Text shown: Begin
As more crypto companies and startups open in the region, we are gradually seeing more women taking on senior roles. “I do think that hiring decisions in the crypto industry are driven by sexism or other stereotyping,” said Alina Parfilava, compliance manager at Midchains, a crypto startup based in Abu Dhabi that is one of the first regulated crypto exchanges in the UAE.
“There are no barriers for women to become active in crypto and other tech related startups. In fact, I am evidence of the crest of a wave for more female representation in the technology sector. Daily, we are doing business with women from crypto related startups, regulators and consultancies.” Zina Ashour was approached about her role as marketing co-founder of iOWN Group, a tech company that invests in developing fintech solutions built on blockchain in the region.
“I don’t see many women active in the space, perhaps because everyone is underestimating the value of blockchain and the future of crypto,” she said, adding: “Financial education, particularly for women, is key.”
Text shown: End
Entries shown: Begin
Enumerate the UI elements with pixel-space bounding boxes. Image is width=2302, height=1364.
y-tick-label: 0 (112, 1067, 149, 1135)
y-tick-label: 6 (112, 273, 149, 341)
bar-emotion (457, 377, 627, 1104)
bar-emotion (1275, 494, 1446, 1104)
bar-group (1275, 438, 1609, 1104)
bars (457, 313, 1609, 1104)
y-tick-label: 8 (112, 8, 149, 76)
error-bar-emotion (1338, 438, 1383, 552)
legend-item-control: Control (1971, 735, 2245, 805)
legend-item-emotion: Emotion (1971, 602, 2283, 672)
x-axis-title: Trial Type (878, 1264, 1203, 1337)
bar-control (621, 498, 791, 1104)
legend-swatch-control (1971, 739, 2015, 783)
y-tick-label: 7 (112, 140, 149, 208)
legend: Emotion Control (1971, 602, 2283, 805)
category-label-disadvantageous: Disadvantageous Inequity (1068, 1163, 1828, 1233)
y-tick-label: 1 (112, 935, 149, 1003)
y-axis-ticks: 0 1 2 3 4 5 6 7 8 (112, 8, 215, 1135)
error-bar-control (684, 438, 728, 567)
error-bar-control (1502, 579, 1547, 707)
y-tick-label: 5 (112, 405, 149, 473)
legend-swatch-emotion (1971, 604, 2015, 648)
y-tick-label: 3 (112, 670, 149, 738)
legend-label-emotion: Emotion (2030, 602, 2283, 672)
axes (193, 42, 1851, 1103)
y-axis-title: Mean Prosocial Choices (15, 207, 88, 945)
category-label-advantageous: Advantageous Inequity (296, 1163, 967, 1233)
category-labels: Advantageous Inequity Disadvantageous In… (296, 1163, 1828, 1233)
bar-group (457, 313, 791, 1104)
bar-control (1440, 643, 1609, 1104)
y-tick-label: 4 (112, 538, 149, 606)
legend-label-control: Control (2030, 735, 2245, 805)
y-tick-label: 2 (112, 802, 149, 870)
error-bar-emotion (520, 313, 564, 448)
Entries shown: End
Work instructions:
1. Using the passage on women in crypto, say whether each statement agrees with it: (a) Midchains is based in Abu Dhabi; (b) Alina Parfilava is the marketing co-founder of iOWN Group; (c) iOWN Group invests in fintech solutions built on blockchain. For each, answer yes or no and quote the words that decide it.
2. In one to three sentences, state the reason the passage on women in crypto offers for why few women are active in the space.
3. Copy the passage on women in crypto from "As more crypto" up to and including "in the UAE.".

Results in order:
1.
(a) Yes: "a crypto startup based in Abu Dhabi"
(b) No: "Alina Parfilava, compliance manager at Midchains"
(c) Yes: "invests in developing fintech solutions built on blockchain in the region"

2. The speaker suggests that few women are active in the space perhaps because everyone is underestimating the value of blockchain and the future of crypto.

3.
As more crypto companies and startups open in the region, we are gradually seeing more women taking on senior roles. “I do think that hiring decisions in the crypto industry are driven by sexism or other stereotyping,” said Alina Parfilava, compliance manager at Midchains, a crypto startup based in Abu Dhabi that is one of the first regulated crypto exchanges in the UAE.